> [Job]: Retype, word for word, the part of the Lhasa River study summary that runs from "- To develop" to "for physical constraints.".

Wang et al. (2026) Coupling strategies of snowmelt runoff model and machine learning in the Lhasa River Basin
Identification
- Journal: Journal of Hydrology Regional Studies
- Year: 2026
- Date: 2026-03-30
- Authors: Tao Wang, Dingzhi Peng, Yuwei Gong, Xingtong Chen, Depeng Zuo
- DOI: 10.1016/j.ejrh.2026.103400
Research Groups
- College of Water Sciences, Beijing Normal University, Beijing, China
Short Summary
This study developed two coupling strategies between the Snowmelt Runoff Model (SRM) and the Transformer machine learning model to enhance streamflow simulation accuracy and interpretability in the Lhasa River Basin. The residual coupling strategy significantly improved simulation accuracy (NSE: 0.97), and SHAP analysis identified precipitation as the main driving factor, with temperature, solar radiation, relative humidity, and land use types exhibiting complex, threshold-dependent influences on streamflow.
Objective
- To enhance the accuracy and interpretability of streamflow simulation in high-altitude regions by proposing a coupled framework of the Snowmelt Runoff Model (SRM) and Machine Learning (ML), specifically the Transformer model.
- To develop and evaluate two coupling strategies: one using SRM residuals as Transformer features for error correction, and another using SRM's intermediate runoff components as input features for physical constraints.
- To understand the driving mechanisms of streamflow by analyzing the comprehensive impacts of meteorological factors and land use on streamflow in the Lhasa River Basin (LRB) using SHapley Additive exPlanations (SHAP).

> [Extracted entries]:
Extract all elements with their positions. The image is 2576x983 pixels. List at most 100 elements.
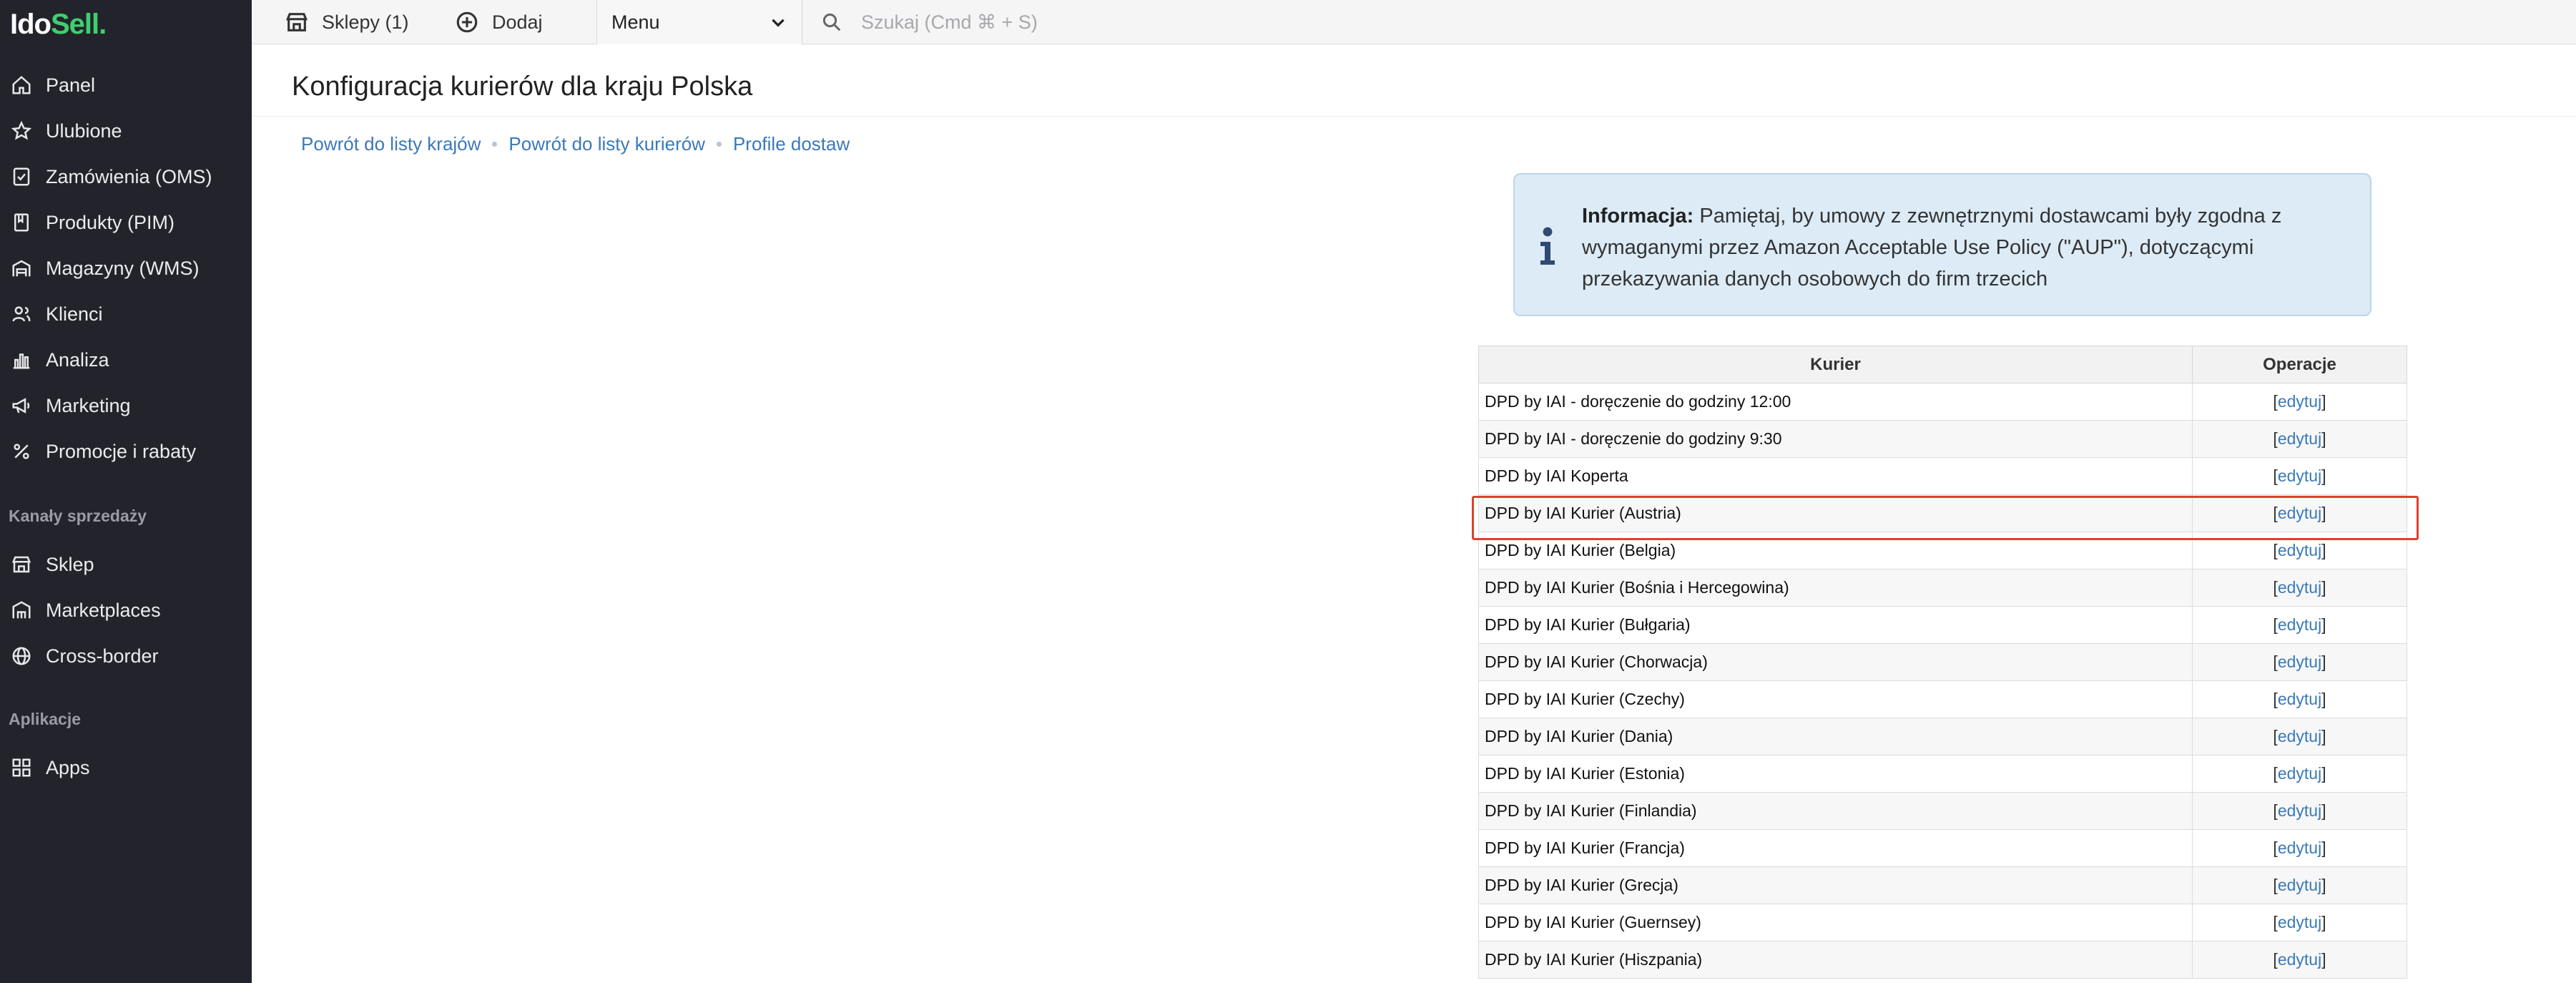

...

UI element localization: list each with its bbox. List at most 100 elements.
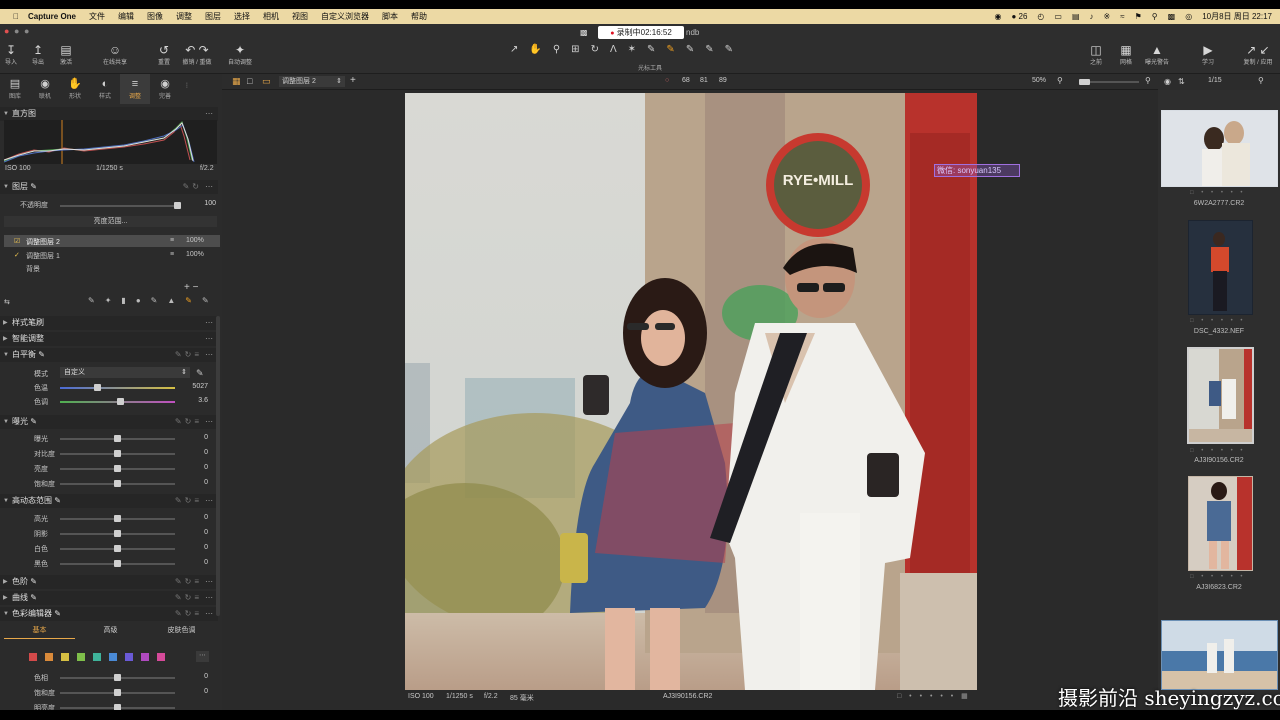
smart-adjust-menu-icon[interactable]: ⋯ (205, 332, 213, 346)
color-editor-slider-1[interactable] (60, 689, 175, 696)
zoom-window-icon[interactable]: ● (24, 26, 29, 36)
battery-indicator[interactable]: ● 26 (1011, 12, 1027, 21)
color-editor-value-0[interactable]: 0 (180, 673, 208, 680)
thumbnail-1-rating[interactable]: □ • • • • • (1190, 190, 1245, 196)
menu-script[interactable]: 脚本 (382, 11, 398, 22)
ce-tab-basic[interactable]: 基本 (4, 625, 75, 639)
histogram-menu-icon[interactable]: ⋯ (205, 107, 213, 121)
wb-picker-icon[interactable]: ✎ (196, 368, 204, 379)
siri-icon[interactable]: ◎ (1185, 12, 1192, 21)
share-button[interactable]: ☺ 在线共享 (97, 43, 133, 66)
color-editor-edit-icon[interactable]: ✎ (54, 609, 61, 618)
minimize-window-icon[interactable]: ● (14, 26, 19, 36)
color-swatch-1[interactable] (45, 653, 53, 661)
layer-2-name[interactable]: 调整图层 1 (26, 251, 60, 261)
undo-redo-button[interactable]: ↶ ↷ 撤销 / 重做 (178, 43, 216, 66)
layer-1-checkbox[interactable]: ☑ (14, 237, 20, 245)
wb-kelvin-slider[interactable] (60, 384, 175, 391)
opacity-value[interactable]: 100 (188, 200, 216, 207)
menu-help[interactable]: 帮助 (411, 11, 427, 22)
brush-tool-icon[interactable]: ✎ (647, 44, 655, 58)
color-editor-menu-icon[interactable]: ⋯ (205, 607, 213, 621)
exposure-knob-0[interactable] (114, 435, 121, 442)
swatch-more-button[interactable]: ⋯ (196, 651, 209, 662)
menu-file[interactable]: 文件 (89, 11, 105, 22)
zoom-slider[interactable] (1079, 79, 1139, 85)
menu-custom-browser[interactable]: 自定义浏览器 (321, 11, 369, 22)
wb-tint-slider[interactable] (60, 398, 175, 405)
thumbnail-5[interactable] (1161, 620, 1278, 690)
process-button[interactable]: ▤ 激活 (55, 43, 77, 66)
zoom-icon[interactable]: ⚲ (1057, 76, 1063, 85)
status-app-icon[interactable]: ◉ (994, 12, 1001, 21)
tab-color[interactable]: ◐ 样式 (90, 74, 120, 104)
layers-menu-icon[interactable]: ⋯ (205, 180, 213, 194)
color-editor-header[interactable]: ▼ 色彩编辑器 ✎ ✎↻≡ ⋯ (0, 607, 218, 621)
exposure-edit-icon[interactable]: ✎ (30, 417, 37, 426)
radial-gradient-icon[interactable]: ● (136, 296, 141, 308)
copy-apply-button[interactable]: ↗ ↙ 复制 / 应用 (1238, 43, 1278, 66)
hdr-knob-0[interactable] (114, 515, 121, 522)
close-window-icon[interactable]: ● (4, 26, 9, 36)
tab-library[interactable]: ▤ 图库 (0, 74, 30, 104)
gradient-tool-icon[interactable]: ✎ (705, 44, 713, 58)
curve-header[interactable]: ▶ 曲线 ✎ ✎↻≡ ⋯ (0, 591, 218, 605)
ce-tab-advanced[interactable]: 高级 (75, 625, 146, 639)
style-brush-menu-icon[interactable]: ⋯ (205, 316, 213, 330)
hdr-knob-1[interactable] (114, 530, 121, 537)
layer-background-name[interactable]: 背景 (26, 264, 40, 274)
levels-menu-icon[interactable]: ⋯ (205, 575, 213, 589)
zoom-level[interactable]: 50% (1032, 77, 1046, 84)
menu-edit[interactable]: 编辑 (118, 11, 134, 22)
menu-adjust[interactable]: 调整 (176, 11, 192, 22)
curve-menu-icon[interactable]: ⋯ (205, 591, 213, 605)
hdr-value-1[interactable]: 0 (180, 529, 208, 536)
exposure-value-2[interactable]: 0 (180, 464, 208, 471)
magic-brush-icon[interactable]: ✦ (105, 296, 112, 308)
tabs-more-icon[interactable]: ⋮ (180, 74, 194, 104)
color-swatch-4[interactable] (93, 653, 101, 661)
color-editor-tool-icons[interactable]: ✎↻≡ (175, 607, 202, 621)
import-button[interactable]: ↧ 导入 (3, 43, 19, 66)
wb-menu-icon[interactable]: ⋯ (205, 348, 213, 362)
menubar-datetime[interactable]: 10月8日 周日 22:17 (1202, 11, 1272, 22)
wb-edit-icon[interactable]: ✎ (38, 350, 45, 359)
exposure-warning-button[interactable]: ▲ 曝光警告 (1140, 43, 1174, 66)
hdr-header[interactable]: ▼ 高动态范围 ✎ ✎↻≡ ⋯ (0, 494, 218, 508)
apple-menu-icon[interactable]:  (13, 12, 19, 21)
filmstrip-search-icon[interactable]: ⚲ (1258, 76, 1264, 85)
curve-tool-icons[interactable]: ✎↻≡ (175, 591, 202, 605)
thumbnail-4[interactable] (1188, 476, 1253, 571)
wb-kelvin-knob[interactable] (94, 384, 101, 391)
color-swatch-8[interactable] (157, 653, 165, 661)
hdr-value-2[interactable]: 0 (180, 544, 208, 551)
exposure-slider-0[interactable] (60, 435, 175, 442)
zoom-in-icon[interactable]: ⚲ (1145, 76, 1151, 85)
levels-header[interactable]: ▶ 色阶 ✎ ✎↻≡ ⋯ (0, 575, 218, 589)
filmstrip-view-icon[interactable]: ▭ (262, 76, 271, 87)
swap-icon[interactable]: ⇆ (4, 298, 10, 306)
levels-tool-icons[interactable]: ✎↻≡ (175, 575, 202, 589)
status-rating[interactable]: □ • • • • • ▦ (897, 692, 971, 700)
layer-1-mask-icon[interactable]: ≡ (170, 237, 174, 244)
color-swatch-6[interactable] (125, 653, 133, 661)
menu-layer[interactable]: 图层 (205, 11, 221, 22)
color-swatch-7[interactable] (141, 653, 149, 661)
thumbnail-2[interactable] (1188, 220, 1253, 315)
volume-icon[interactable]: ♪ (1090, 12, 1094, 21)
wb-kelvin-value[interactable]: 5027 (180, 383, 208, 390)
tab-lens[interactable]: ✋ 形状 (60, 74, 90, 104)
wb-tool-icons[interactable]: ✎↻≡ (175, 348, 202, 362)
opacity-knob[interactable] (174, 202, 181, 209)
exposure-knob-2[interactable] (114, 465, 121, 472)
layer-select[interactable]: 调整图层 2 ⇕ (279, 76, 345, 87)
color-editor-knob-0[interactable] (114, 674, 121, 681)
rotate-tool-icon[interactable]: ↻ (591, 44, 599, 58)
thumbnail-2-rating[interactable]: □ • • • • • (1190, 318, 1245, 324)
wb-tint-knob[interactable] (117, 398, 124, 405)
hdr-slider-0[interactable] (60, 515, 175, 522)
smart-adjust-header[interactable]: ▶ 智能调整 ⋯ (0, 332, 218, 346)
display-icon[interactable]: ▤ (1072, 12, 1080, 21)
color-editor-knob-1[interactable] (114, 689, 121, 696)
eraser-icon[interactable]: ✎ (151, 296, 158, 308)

> [Solution for this exercise]:
- To develop and evaluate two coupling strategies: one using SRM residuals as Transformer features for error correction, and another using SRM's intermediate runoff components as input features for physical constraints.